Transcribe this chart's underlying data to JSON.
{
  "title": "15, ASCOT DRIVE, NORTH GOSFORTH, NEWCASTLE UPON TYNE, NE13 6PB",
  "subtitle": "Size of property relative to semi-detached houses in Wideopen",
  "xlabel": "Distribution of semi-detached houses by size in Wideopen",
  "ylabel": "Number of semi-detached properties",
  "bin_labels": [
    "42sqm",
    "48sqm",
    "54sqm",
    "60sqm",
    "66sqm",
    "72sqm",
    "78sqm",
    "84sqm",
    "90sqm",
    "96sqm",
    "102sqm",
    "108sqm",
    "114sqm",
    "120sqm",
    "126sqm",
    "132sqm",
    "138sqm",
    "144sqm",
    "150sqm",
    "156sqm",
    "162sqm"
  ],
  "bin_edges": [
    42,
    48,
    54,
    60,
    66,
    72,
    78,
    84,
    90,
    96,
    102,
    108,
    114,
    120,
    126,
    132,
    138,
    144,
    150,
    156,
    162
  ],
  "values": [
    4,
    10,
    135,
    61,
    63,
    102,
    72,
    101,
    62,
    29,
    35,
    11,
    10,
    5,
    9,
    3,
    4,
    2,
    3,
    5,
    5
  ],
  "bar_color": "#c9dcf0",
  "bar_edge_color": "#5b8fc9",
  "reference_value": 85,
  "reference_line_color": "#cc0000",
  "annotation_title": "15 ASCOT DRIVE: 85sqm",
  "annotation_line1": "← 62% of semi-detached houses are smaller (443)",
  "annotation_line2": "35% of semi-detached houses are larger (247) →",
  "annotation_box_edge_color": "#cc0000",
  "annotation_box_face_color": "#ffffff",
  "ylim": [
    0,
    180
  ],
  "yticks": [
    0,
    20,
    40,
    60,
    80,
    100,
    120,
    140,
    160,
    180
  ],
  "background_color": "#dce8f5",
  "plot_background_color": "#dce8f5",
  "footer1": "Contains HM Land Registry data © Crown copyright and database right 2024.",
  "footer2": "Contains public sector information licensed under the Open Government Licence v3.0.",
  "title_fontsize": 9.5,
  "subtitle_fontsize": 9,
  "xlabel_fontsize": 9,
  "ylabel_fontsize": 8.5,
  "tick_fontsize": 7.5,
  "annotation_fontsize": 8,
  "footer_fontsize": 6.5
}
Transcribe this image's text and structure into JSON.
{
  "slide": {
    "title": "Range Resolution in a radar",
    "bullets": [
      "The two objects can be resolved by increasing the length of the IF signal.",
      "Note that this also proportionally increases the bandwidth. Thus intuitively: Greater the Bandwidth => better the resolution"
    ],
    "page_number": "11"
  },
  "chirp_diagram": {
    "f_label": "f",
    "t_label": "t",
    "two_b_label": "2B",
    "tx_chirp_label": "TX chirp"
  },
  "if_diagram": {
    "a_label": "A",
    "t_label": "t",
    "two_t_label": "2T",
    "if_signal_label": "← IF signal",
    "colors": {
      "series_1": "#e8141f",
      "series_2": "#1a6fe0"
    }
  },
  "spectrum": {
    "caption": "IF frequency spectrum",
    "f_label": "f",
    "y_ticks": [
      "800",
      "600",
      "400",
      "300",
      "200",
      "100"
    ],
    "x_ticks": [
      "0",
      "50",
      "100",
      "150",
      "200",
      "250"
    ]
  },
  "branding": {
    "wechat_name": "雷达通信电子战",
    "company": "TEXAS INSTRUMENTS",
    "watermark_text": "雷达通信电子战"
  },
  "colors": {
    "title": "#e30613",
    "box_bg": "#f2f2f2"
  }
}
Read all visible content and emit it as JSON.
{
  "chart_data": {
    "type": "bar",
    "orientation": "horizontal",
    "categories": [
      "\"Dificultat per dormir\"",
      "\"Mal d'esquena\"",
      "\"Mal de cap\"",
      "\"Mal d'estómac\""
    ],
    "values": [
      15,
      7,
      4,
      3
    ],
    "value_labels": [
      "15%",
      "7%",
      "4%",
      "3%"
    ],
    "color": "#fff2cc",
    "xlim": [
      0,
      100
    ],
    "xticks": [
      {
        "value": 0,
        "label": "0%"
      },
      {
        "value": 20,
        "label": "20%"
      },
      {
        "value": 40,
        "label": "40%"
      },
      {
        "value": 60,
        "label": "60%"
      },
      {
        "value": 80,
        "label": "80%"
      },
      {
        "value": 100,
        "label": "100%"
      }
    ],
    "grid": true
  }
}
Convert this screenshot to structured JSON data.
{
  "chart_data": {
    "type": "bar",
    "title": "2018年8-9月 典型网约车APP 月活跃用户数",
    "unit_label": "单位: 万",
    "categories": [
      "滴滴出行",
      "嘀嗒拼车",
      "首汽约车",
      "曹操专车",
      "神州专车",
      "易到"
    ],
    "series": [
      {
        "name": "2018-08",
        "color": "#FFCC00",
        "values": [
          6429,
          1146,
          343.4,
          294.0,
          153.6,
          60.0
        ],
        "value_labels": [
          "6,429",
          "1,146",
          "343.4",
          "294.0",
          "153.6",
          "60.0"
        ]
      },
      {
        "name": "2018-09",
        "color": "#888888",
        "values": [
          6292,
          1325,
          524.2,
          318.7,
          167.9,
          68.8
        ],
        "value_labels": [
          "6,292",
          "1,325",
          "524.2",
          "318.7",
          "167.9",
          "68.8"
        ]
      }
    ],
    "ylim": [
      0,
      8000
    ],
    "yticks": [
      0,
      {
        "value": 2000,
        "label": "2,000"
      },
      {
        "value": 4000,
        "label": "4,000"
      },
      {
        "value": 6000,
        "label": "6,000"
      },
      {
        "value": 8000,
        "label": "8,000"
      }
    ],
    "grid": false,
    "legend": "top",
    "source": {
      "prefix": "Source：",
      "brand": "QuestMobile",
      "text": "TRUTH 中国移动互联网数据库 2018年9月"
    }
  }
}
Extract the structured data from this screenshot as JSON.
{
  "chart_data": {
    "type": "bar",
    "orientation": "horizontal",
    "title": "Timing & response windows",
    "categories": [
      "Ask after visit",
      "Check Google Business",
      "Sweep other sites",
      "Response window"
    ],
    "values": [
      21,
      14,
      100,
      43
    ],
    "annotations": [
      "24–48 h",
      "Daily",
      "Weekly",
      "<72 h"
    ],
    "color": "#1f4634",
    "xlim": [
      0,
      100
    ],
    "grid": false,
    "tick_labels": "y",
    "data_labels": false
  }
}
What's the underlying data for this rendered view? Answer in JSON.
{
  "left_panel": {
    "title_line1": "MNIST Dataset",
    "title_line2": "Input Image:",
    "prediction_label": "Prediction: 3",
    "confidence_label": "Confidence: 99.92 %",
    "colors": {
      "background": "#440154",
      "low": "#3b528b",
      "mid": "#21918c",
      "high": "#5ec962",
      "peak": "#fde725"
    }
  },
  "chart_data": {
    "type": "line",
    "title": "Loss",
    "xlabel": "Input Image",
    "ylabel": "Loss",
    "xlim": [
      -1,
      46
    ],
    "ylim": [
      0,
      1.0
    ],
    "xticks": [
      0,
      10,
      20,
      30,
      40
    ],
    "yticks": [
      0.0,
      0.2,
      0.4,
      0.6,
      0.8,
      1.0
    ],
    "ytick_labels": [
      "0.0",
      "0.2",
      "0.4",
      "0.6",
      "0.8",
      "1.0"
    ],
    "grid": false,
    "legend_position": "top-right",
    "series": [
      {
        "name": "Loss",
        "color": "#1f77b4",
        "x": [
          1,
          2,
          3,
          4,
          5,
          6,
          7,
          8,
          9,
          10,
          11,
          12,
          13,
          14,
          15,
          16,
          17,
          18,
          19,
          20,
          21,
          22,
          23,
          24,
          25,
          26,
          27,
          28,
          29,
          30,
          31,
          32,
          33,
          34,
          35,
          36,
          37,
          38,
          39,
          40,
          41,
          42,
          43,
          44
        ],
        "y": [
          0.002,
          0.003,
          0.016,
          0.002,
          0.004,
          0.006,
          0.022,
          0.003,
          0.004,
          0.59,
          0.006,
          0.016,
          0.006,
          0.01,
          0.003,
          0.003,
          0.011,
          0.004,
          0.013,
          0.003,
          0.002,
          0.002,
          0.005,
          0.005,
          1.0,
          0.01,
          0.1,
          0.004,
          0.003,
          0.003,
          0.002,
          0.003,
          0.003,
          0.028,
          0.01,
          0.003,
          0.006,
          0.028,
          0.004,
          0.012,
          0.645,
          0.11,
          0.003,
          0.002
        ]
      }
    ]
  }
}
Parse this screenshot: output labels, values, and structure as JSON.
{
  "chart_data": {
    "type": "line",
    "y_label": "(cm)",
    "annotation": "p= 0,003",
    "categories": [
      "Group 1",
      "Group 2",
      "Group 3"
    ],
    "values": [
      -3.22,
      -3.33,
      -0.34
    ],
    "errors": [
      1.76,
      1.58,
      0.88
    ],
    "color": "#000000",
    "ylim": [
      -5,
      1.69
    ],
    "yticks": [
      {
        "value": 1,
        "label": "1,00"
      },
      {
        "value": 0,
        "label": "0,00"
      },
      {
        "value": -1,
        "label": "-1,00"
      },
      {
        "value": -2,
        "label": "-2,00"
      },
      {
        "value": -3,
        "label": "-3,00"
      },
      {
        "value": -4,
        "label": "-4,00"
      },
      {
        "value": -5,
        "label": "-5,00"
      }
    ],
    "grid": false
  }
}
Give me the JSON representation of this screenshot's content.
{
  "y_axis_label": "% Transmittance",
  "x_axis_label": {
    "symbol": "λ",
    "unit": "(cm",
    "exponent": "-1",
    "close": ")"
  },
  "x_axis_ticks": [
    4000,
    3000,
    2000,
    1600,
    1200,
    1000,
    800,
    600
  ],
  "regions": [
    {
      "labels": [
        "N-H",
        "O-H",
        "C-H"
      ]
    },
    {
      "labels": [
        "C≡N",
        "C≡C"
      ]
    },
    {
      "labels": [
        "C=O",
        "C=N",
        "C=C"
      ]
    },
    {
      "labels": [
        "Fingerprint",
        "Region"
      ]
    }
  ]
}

TASK OBJECTIVE: Scan the data above and copy every line with "ASCOT" in it.

RIGHT ANSWER:
  "title": "15, ASCOT DRIVE, NORTH GOSFORTH, NEWCASTLE UPON TYNE, NE13 6PB",
  "annotation_title": "15 ASCOT DRIVE: 85sqm",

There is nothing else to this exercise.